══ DATA FOR THE TASK

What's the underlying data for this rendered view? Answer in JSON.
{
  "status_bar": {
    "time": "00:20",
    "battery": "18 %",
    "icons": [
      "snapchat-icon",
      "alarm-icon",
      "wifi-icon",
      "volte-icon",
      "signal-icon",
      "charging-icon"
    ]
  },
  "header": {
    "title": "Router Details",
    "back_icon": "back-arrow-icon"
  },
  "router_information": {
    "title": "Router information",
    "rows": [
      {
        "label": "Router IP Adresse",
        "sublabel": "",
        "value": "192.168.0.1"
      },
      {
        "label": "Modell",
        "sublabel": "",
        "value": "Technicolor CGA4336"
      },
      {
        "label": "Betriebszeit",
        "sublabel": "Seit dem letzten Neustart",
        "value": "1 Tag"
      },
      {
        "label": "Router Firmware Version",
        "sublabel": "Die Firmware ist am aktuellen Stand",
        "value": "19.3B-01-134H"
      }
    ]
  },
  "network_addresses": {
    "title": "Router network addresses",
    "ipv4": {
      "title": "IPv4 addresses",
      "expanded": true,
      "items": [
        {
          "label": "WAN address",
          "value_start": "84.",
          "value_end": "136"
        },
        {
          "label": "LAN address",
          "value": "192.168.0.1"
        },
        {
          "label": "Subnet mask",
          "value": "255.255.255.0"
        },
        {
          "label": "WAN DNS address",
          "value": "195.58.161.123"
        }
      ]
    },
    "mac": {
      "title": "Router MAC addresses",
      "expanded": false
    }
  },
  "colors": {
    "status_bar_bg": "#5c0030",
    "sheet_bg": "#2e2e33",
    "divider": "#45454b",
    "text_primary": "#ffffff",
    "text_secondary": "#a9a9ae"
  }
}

════

** AIM OF THE EXERCISE **
Extract all the entries word for word.

** EXERCISE RESULT **
What's the underlying data for this rendered view? Answer in JSON.
{
  "status_bar": {
    "time": "00:20",
    "battery": "18 %",
    "icons": [
      "snapchat-icon",
      "alarm-icon",
      "wifi-icon",
      "volte-icon",
      "signal-icon",
      "charging-icon"
    ]
  },
  "header": {
    "title": "Router Details",
    "back_icon": "back-arrow-icon"
  },
  "router_information": {
    "title": "Router information",
    "rows": [
      {
        "label": "Router IP Adresse",
        "sublabel": "",
        "value": "192.168.0.1"
      },
      {
        "label": "Modell",
        "sublabel": "",
        "value": "Technicolor CGA4336"
      },
      {
        "label": "Betriebszeit",
        "sublabel": "Seit dem letzten Neustart",
        "value": "1 Tag"
      },
      {
        "label": "Router Firmware Version",
        "sublabel": "Die Firmware ist am aktuellen Stand",
        "value": "19.3B-01-134H"
      }
    ]
  },
  "network_addresses": {
    "title": "Router network addresses",
    "ipv4": {
      "title": "IPv4 addresses",
      "expanded": true,
      "items": [
        {
          "label": "WAN address",
          "value_start": "84.",
          "value_end": "136"
        },
        {
          "label": "LAN address",
          "value": "192.168.0.1"
        },
        {
          "label": "Subnet mask",
          "value": "255.255.255.0"
        },
        {
          "label": "WAN DNS address",
          "value": "195.58.161.123"
        }
      ]
    },
    "mac": {
      "title": "Router MAC addresses",
      "expanded": false
    }
  },
  "colors": {
    "status_bar_bg": "#5c0030",
    "sheet_bg": "#2e2e33",
    "divider": "#45454b",
    "text_primary": "#ffffff",
    "text_secondary": "#a9a9ae"
  }
}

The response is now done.